## start

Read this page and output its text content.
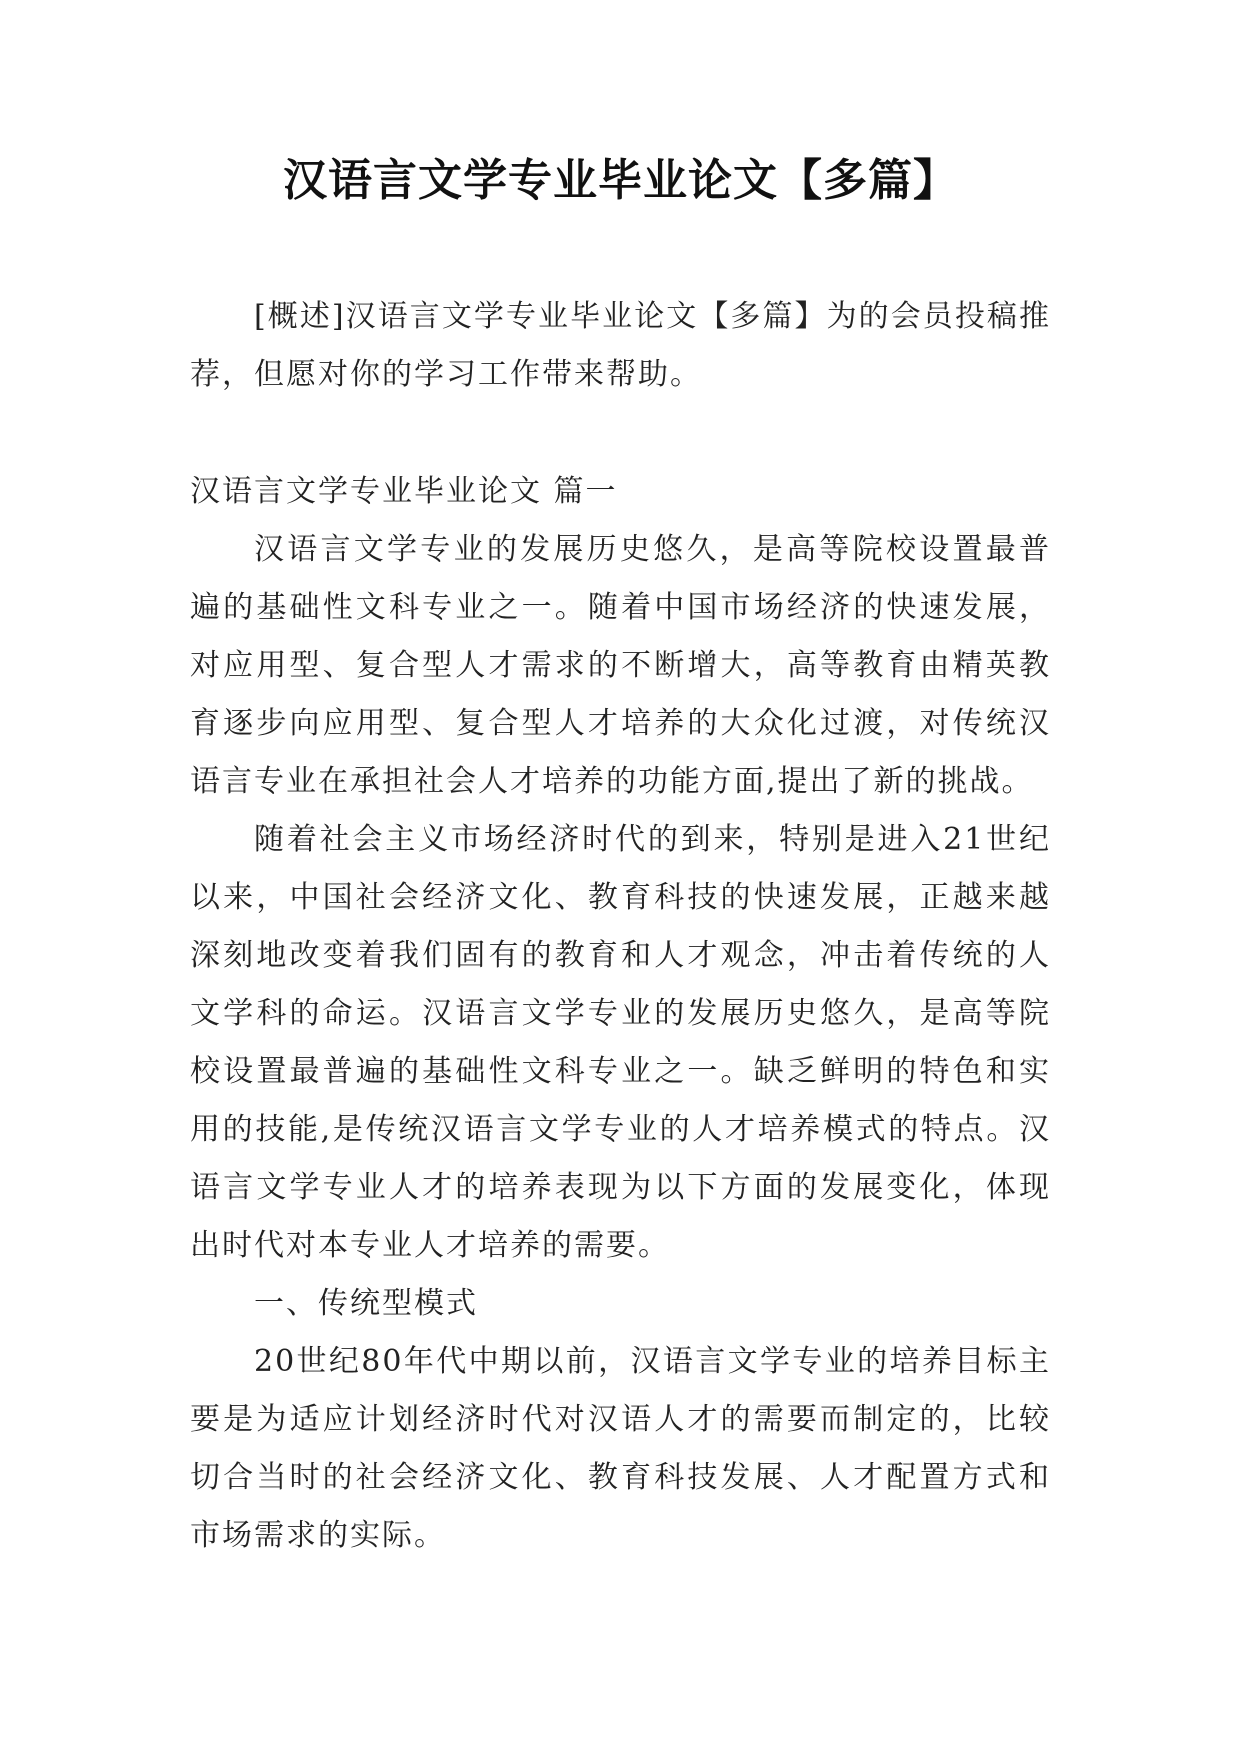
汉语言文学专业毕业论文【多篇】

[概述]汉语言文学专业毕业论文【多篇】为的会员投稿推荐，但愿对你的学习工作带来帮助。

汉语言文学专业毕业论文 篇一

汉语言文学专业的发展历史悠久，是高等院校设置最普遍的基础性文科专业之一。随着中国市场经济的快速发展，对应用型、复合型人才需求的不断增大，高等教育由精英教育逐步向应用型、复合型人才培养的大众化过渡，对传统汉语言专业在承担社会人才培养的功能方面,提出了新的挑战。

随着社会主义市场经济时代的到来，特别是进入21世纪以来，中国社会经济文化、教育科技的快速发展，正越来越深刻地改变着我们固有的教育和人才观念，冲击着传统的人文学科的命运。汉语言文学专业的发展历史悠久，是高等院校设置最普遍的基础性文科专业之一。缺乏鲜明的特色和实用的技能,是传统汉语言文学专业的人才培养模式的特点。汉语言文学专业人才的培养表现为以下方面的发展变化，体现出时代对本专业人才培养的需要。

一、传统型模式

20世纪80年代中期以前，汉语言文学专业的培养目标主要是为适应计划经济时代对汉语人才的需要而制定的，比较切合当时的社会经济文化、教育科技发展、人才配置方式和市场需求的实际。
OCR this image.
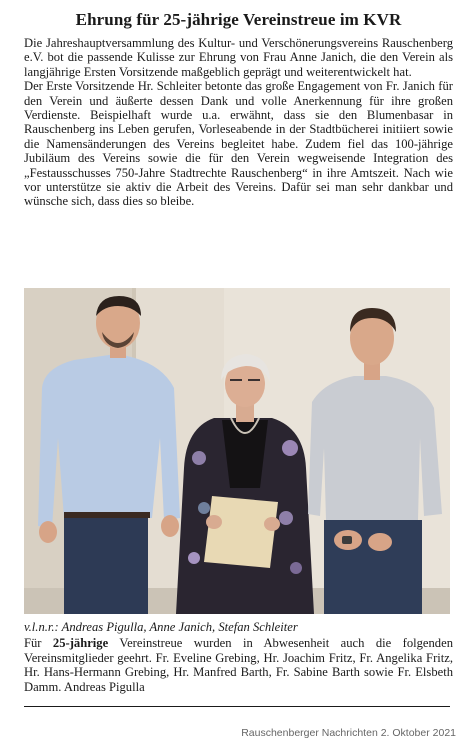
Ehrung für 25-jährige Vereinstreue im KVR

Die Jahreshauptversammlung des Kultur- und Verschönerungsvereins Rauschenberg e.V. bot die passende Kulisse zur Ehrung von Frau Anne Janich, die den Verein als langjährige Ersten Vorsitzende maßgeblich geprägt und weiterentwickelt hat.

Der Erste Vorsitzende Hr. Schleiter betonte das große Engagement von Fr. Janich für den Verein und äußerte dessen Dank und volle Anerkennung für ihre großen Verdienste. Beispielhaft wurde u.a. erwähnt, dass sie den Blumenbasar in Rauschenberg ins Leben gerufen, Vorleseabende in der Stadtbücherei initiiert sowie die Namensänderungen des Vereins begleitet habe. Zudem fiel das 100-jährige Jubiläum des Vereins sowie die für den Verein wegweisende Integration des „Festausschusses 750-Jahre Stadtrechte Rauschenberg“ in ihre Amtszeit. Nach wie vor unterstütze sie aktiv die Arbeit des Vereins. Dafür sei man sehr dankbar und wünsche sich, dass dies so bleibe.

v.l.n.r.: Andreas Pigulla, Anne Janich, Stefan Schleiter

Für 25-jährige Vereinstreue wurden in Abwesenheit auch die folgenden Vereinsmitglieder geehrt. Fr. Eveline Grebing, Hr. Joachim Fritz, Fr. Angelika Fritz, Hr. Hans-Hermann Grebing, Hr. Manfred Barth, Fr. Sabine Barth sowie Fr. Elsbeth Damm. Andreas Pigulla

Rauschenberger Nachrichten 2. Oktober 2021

## end
## start

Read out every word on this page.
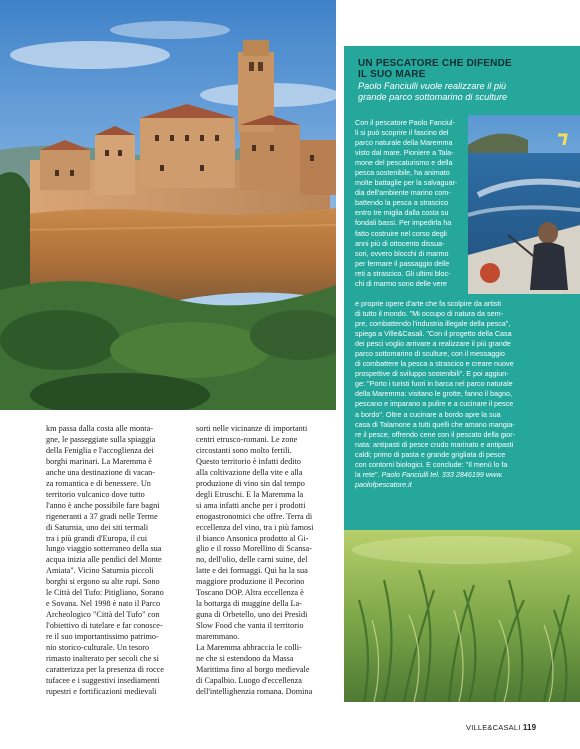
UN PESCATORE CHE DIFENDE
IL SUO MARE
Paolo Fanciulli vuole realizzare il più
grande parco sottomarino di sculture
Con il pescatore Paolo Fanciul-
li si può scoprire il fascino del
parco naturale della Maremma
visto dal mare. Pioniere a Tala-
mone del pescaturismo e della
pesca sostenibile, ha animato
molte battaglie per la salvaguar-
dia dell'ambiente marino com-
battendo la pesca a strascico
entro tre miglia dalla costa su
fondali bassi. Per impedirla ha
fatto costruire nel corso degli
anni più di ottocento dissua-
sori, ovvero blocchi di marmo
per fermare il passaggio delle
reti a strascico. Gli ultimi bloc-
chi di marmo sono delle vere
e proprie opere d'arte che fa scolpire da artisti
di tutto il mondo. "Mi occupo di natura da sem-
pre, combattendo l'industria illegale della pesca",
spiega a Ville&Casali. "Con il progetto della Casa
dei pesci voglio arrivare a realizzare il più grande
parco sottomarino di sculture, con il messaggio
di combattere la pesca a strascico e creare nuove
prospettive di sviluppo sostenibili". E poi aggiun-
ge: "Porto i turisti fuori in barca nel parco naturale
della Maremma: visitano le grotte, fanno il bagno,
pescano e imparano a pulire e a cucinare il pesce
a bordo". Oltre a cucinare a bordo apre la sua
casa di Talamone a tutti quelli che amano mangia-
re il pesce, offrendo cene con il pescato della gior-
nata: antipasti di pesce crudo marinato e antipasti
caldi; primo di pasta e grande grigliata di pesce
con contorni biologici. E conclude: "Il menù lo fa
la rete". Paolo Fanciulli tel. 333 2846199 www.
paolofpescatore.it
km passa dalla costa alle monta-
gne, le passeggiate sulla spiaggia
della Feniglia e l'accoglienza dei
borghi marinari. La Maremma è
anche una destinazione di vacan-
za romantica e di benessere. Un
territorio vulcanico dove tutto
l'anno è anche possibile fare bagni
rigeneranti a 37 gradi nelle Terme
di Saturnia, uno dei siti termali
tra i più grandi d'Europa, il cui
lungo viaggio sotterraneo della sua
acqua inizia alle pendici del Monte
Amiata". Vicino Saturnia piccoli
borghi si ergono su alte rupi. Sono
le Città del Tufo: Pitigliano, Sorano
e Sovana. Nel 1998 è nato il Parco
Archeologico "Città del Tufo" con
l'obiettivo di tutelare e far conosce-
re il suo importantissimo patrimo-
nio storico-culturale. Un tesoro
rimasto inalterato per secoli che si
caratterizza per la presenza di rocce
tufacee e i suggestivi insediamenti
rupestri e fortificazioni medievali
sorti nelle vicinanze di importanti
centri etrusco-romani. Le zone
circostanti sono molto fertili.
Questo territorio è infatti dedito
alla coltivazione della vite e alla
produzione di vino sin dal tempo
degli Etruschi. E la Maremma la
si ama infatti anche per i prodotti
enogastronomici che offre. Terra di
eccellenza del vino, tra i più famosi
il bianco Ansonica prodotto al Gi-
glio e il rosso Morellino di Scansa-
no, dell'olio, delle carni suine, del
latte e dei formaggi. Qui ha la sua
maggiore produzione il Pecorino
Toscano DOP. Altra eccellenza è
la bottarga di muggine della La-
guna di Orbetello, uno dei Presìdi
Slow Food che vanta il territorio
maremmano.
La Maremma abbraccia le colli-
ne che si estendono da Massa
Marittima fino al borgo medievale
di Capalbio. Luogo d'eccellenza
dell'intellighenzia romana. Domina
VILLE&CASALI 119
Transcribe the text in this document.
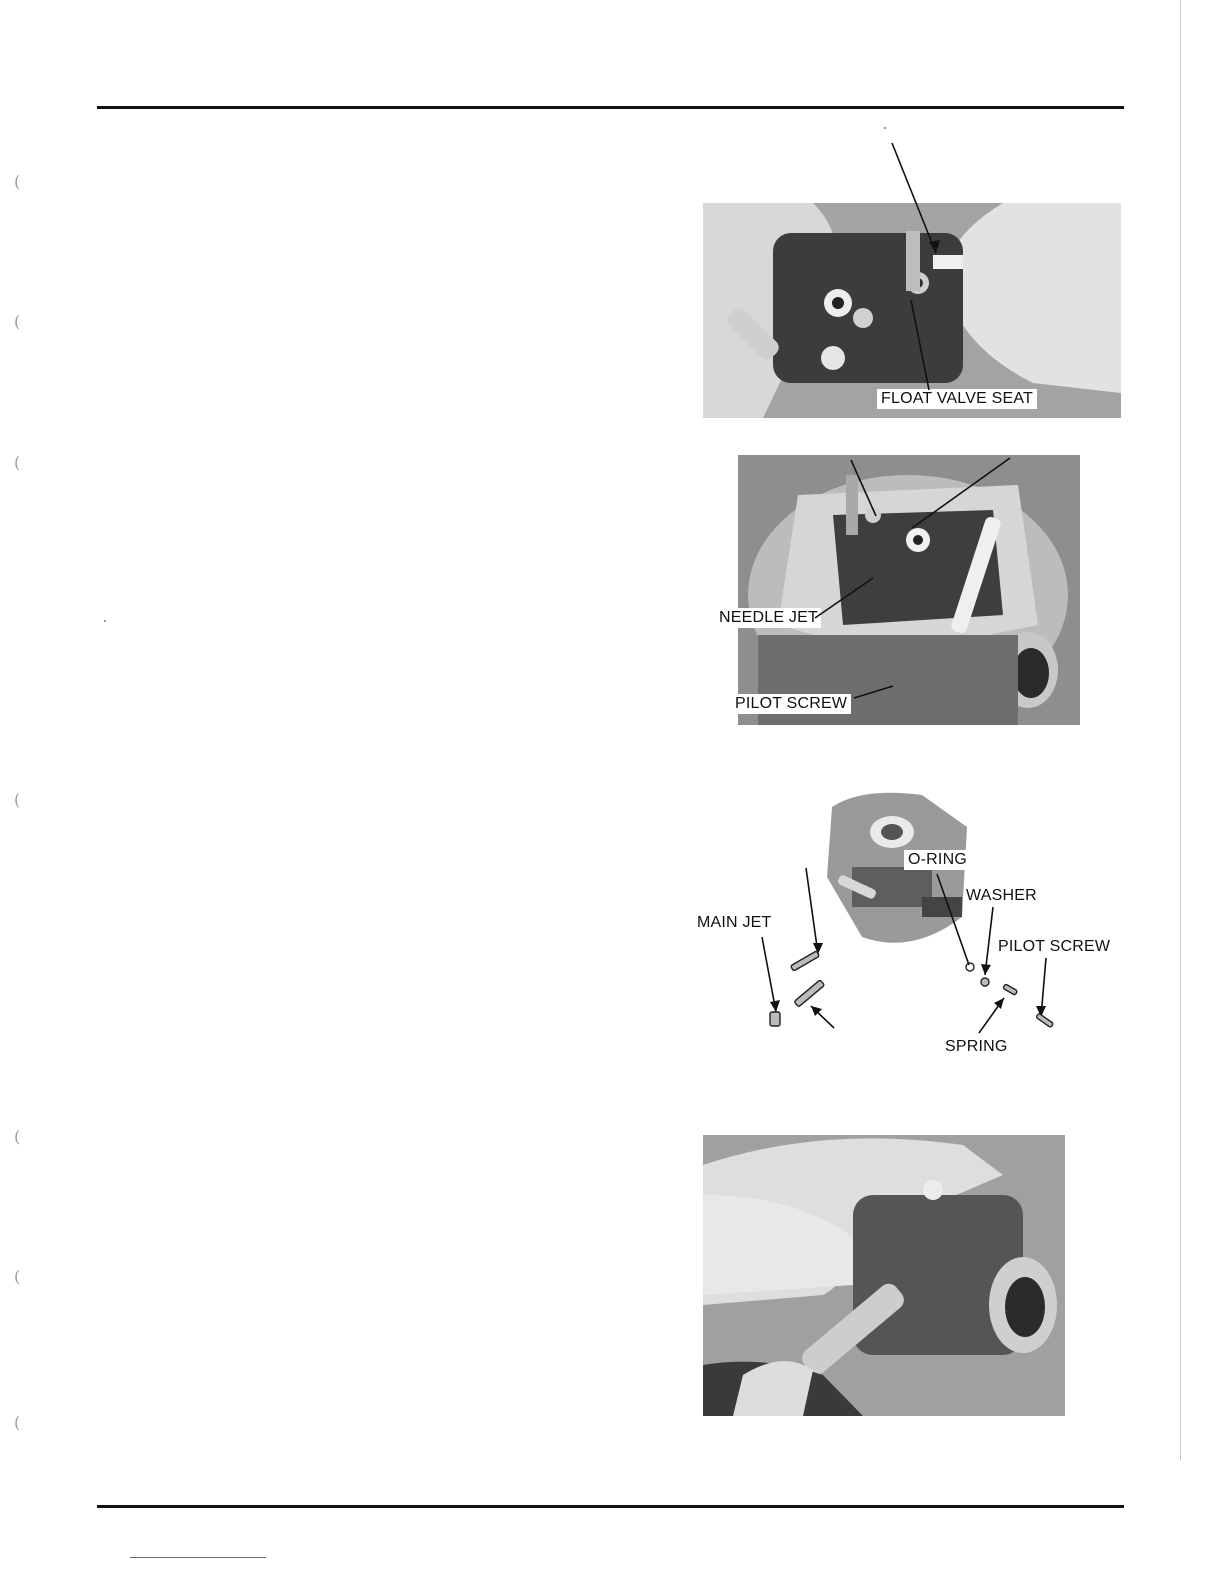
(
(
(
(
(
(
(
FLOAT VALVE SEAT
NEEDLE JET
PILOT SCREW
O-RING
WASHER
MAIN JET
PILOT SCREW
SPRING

## end

Search the records for the word "infatti". Copy every line that has it.

Questo territorio è infatti dedito
si ama infatti anche per i prodotti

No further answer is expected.